* **EXERCISE REQUIREMENTS**
Tally the lines containing the word "utilization", and report the tally alone.

▽

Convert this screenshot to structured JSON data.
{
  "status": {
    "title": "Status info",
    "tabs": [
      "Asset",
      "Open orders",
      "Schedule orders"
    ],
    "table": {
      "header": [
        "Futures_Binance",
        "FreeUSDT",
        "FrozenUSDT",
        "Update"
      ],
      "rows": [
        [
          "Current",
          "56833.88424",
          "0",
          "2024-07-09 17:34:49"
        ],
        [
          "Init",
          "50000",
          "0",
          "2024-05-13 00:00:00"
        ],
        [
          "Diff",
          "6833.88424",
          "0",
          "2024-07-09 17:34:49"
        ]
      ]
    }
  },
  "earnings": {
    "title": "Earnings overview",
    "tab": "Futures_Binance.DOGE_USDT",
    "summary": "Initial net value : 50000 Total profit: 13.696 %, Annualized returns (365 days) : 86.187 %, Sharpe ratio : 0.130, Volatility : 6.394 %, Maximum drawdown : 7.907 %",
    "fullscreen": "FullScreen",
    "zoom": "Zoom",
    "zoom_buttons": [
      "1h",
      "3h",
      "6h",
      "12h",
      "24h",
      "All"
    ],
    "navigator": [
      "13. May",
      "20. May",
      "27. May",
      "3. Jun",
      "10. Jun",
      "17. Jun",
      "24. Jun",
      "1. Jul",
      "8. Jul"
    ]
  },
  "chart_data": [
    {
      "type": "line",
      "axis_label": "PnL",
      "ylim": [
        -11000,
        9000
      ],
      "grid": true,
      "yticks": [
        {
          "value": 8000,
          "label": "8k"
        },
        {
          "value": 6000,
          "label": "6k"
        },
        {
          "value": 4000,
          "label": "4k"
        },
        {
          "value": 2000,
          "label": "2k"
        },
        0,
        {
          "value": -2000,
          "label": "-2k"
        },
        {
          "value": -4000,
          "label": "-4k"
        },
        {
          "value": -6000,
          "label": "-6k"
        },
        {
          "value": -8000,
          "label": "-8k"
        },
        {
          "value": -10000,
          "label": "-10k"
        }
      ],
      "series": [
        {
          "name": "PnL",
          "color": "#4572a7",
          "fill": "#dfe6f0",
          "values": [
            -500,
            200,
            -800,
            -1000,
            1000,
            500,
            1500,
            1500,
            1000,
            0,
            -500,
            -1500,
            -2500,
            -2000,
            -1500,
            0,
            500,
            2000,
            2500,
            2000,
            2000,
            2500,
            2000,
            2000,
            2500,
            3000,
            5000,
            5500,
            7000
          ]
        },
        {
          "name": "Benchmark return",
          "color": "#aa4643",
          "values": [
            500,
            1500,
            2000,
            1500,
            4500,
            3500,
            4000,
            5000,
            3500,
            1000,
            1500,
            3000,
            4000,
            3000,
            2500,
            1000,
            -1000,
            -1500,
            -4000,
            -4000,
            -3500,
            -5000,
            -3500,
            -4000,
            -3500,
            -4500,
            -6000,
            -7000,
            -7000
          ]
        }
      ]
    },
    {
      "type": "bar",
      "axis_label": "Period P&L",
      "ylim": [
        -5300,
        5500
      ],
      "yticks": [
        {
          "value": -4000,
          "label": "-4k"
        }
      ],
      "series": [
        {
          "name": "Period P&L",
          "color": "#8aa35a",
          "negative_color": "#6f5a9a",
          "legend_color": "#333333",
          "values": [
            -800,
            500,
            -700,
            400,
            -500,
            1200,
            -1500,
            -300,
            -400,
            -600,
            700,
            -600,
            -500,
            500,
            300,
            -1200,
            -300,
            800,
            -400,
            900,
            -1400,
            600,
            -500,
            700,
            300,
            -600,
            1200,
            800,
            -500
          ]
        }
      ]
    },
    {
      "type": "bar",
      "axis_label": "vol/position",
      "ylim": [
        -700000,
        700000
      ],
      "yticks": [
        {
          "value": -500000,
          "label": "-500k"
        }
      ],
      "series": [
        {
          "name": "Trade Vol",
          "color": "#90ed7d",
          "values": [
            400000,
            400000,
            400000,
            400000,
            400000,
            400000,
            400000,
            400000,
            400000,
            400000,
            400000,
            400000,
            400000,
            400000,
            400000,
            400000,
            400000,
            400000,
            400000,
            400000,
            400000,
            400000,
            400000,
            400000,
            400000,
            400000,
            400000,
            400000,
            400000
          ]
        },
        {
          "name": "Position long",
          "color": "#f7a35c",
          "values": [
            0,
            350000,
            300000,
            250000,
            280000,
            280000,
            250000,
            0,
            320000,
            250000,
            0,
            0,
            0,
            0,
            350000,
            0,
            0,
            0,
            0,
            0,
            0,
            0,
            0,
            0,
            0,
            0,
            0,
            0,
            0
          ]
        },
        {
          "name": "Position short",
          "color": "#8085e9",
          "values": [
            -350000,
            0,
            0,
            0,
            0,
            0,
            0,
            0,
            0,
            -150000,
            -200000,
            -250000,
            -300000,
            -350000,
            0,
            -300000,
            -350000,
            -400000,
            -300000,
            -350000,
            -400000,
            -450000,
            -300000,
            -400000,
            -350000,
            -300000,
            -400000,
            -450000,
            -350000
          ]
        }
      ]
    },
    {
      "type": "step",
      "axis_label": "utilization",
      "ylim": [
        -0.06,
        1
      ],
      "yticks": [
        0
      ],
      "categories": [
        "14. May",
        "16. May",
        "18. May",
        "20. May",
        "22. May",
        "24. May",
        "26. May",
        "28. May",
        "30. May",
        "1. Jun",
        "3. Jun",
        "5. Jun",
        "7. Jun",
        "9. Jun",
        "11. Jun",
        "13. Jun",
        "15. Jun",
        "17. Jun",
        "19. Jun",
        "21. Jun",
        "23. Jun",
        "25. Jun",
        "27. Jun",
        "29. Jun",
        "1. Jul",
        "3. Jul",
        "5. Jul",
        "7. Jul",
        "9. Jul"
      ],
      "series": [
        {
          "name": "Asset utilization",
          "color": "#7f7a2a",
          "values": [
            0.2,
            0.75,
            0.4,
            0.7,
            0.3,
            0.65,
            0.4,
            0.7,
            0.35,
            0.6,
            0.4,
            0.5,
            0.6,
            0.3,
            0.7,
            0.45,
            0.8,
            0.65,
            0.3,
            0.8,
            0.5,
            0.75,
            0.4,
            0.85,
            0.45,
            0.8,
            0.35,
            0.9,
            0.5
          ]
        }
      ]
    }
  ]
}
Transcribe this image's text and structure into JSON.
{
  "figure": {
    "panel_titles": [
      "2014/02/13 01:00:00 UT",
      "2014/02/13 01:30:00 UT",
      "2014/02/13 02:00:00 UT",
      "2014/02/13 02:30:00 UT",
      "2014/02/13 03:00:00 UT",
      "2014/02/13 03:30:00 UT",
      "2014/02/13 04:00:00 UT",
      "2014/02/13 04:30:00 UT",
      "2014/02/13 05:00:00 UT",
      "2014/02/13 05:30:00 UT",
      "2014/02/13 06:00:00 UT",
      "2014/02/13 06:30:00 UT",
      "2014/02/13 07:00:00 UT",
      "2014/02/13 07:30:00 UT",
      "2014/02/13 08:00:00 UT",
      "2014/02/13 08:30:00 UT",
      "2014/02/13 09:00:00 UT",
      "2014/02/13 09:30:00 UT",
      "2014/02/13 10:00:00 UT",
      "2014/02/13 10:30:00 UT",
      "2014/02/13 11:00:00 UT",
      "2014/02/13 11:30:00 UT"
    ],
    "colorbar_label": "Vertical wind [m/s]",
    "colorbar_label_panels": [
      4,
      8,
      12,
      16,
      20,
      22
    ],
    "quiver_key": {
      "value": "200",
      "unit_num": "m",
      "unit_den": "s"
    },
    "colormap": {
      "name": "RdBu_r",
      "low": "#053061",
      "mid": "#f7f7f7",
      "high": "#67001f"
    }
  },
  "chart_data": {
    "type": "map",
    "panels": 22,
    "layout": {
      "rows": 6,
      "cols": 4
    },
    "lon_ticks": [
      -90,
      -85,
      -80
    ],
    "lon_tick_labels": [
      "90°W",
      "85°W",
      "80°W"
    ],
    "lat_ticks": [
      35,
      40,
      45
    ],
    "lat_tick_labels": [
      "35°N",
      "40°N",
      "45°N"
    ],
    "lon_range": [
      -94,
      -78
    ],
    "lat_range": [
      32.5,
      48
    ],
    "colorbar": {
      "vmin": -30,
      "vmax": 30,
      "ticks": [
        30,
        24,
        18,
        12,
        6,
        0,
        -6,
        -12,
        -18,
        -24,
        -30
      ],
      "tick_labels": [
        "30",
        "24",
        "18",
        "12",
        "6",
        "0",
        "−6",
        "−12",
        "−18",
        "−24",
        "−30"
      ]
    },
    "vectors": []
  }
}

△

* **EXERCISE ANSWER**
2